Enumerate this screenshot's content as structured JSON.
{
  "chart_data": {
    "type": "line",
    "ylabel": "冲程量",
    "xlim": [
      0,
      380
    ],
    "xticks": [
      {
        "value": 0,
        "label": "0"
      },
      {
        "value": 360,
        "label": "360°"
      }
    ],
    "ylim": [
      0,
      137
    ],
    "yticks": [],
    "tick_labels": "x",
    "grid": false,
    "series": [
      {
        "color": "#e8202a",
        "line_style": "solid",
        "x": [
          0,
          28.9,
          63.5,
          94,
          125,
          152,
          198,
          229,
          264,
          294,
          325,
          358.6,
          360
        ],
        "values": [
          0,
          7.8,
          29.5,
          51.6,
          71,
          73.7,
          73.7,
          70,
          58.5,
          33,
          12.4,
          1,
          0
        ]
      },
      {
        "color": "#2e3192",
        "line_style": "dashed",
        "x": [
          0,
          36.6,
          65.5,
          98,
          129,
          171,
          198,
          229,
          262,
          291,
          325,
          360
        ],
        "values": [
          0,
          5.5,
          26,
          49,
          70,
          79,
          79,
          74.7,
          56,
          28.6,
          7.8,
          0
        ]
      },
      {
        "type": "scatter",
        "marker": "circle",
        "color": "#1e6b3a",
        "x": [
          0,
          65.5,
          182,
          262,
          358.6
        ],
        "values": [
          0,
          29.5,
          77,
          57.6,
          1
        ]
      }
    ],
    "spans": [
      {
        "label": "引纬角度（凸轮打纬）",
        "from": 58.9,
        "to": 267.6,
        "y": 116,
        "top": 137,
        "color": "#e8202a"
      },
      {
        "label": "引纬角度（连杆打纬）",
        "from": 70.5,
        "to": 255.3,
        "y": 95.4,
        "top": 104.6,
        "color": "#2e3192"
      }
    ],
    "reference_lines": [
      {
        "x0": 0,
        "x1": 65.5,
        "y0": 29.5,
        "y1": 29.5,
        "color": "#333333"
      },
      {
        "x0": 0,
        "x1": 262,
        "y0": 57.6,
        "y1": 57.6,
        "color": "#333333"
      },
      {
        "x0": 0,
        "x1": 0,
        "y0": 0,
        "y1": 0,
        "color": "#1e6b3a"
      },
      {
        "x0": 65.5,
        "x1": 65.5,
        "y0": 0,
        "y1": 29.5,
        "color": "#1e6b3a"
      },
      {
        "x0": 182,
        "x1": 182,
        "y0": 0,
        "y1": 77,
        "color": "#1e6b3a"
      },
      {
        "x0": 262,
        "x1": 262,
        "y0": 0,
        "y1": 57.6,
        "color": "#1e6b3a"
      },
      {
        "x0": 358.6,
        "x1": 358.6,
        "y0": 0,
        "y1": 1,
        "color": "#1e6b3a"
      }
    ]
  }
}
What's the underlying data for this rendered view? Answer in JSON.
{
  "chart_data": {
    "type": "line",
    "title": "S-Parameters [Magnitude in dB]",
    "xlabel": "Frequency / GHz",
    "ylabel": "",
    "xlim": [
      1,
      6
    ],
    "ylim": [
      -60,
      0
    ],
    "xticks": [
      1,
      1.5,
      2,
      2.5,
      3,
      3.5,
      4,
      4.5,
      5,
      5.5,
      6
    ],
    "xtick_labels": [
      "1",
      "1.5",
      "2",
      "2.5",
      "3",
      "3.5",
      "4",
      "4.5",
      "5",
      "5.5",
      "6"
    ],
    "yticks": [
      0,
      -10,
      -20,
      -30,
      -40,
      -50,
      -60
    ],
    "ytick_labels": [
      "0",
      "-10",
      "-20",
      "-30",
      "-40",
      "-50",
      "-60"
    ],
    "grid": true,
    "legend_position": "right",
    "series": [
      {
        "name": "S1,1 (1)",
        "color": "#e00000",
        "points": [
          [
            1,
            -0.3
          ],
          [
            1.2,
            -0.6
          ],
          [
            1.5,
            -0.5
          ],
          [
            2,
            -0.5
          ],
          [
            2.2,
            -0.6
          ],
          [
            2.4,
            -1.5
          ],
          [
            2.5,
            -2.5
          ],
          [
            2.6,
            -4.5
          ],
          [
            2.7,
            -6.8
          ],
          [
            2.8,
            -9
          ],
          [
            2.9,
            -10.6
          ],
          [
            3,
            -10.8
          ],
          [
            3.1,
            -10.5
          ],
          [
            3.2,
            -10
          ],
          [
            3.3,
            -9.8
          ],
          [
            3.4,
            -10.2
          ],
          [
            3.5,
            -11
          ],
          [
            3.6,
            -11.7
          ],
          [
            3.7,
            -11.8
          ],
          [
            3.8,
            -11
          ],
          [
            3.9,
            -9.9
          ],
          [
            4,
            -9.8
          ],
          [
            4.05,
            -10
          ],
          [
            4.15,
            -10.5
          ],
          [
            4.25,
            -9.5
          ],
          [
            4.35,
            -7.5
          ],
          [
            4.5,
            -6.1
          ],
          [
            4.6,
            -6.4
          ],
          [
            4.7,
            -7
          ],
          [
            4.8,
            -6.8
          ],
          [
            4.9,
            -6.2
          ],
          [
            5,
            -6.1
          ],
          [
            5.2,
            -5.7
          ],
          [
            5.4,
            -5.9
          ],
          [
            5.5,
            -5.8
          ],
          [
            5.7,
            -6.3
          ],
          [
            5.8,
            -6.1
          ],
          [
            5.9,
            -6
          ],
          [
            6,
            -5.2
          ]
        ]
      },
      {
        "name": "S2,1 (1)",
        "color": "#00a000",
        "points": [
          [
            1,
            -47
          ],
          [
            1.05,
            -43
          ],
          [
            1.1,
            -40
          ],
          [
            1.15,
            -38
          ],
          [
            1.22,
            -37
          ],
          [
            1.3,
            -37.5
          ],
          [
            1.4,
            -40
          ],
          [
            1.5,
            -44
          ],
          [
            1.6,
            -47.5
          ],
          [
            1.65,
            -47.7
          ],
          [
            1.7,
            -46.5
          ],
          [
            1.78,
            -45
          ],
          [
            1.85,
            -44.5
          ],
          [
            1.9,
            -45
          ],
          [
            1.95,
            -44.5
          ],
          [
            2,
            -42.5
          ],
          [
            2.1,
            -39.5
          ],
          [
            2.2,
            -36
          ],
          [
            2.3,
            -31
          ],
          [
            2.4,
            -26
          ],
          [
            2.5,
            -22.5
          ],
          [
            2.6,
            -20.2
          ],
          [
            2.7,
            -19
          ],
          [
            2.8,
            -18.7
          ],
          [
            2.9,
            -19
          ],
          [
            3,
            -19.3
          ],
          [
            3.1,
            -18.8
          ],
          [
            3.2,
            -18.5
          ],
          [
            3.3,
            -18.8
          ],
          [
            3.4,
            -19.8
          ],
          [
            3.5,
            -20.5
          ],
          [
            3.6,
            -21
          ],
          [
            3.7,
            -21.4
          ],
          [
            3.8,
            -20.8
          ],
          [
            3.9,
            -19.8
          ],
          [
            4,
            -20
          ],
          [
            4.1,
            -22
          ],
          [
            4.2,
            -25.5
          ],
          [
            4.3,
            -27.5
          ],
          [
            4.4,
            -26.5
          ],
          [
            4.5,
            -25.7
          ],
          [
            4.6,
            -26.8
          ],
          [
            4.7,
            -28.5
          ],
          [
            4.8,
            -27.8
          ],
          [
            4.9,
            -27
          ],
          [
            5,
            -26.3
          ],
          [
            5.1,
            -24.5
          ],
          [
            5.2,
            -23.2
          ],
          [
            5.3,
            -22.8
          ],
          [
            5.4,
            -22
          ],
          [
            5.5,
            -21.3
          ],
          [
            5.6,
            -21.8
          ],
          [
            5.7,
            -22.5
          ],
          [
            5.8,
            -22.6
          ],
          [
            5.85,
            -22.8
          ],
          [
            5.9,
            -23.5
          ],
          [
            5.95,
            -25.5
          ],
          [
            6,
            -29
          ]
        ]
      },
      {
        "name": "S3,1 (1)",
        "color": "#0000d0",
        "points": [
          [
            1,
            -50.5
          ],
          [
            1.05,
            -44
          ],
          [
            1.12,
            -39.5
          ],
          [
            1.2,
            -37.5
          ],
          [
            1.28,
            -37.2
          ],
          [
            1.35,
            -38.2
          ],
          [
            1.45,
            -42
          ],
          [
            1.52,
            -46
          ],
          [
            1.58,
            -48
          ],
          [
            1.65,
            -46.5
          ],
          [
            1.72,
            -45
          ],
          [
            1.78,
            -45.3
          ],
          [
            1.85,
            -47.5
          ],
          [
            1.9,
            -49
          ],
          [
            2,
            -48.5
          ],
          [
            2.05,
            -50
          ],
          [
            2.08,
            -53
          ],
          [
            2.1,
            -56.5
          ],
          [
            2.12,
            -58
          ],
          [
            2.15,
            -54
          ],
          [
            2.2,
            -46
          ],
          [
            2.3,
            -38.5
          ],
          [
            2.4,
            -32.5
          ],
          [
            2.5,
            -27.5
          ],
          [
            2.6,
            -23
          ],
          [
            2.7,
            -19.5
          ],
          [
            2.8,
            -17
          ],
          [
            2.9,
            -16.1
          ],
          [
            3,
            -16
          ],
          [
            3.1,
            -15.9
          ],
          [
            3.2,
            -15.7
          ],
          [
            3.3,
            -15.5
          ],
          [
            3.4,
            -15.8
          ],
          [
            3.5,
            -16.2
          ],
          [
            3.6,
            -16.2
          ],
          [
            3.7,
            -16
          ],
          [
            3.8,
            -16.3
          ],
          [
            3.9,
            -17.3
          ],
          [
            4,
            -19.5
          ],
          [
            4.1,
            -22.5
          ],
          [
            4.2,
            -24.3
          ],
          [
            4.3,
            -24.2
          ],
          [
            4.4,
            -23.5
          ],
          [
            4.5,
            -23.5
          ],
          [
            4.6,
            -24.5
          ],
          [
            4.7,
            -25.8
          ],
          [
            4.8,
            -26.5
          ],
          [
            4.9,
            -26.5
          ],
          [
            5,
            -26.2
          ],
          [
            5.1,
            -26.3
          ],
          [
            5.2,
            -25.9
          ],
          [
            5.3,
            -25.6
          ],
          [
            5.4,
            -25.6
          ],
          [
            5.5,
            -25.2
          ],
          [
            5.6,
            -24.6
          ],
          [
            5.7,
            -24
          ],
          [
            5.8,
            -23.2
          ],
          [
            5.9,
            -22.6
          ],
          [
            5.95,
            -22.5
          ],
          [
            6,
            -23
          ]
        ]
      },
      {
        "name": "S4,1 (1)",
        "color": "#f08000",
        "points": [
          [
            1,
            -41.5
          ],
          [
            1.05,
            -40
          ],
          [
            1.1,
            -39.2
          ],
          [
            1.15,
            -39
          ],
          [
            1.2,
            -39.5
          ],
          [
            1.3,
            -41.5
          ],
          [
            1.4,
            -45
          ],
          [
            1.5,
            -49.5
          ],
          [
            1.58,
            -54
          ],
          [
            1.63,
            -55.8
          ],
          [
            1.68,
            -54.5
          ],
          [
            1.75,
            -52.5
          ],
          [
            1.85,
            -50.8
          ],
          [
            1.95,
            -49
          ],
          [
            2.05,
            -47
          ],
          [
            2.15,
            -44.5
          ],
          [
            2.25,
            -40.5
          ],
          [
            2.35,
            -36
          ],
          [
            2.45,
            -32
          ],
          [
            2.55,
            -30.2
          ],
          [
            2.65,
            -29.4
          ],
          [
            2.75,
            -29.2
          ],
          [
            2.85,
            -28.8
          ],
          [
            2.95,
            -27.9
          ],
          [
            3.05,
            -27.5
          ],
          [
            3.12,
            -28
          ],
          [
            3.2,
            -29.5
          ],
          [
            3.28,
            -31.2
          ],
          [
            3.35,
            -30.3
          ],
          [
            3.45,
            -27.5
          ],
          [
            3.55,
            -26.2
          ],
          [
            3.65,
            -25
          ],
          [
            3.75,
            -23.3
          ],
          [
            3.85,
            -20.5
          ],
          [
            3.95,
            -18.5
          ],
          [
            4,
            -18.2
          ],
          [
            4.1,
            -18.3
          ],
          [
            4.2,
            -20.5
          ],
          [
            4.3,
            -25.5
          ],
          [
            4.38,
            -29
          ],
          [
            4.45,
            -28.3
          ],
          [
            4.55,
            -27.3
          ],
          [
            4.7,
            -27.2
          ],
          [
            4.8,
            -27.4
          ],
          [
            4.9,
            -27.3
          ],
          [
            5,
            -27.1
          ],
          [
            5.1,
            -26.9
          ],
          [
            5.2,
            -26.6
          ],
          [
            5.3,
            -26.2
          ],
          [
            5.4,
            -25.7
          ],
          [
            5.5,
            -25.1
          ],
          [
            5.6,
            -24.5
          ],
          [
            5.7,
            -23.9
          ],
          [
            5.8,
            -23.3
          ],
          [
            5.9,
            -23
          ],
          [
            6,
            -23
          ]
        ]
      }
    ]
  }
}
= = =
AIM: Gather every line containing the word "name" and copy it.

OUTPUT FOR THIS TASK:
        "name": "S1,1 (1)",
        "name": "S2,1 (1)",
        "name": "S3,1 (1)",
        "name": "S4,1 (1)",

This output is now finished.